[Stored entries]
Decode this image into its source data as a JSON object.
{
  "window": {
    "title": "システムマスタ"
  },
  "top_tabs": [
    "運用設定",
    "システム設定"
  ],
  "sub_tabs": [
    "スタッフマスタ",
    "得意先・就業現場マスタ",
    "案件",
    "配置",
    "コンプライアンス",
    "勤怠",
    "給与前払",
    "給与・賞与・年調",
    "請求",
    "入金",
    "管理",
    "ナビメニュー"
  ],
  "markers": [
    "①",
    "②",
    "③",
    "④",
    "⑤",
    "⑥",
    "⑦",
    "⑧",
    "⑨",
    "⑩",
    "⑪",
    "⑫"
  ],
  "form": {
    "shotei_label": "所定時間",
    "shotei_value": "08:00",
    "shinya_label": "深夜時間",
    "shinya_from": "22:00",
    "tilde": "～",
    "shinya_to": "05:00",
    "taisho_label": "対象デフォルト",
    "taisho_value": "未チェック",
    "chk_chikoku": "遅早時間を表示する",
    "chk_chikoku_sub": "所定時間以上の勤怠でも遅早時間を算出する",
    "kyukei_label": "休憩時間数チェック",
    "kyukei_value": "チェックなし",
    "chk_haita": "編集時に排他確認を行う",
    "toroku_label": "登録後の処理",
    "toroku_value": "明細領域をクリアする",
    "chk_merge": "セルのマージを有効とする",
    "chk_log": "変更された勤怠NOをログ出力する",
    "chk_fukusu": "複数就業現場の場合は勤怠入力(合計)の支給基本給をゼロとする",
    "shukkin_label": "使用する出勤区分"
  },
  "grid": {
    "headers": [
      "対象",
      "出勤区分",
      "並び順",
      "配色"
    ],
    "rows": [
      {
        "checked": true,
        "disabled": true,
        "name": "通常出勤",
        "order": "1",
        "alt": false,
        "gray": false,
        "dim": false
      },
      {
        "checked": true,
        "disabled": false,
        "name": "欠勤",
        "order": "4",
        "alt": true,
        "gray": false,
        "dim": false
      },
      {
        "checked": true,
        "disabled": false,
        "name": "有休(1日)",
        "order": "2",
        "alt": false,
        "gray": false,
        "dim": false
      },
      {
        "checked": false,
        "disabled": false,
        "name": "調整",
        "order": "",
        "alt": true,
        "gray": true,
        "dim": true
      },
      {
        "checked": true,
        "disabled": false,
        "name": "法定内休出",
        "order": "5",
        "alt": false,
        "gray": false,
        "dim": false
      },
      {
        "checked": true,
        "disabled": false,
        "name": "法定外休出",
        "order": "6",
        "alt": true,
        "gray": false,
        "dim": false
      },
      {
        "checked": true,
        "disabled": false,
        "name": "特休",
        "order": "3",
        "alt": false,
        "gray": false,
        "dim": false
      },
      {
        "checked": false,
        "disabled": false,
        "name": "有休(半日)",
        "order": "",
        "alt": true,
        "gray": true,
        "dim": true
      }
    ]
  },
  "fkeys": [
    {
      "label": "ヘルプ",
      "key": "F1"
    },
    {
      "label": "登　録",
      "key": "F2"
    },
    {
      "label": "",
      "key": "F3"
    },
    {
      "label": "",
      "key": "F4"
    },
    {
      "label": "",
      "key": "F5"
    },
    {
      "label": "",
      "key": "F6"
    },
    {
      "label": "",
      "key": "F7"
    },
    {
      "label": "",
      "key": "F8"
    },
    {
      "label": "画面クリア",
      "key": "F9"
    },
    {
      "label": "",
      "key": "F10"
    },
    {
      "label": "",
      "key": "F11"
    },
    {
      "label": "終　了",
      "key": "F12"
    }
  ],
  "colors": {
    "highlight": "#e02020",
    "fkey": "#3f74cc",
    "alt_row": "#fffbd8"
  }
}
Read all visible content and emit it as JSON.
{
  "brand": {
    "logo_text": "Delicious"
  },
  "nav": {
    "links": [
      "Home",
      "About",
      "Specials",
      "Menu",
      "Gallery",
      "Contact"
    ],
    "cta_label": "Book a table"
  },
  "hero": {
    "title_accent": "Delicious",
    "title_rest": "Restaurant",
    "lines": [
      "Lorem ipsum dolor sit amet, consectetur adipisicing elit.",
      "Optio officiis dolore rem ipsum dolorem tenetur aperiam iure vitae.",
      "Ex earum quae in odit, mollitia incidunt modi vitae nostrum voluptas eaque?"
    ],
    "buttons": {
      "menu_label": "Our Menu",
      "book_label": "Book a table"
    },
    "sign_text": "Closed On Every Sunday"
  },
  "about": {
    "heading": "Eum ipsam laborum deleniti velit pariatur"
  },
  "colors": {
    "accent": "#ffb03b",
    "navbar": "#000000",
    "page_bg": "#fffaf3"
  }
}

→ What is expected: Starting with the line that contains "Read all visible content and emit it as JSON.", repeat each line through the last one exactly as it appears. Include both ends and nothing more.

→ Output below:
Read all visible content and emit it as JSON.
{
  "brand": {
    "logo_text": "Delicious"
  },
  "nav": {
    "links": [
      "Home",
      "About",
      "Specials",
      "Menu",
      "Gallery",
      "Contact"
    ],
    "cta_label": "Book a table"
  },
  "hero": {
    "title_accent": "Delicious",
    "title_rest": "Restaurant",
    "lines": [
      "Lorem ipsum dolor sit amet, consectetur adipisicing elit.",
      "Optio officiis dolore rem ipsum dolorem tenetur aperiam iure vitae.",
      "Ex earum quae in odit, mollitia incidunt modi vitae nostrum voluptas eaque?"
    ],
    "buttons": {
      "menu_label": "Our Menu",
      "book_label": "Book a table"
    },
    "sign_text": "Closed On Every Sunday"
  },
  "about": {
    "heading": "Eum ipsam laborum deleniti velit pariatur"
  },
  "colors": {
    "accent": "#ffb03b",
    "navbar": "#000000",
    "page_bg": "#fffaf3"
  }
}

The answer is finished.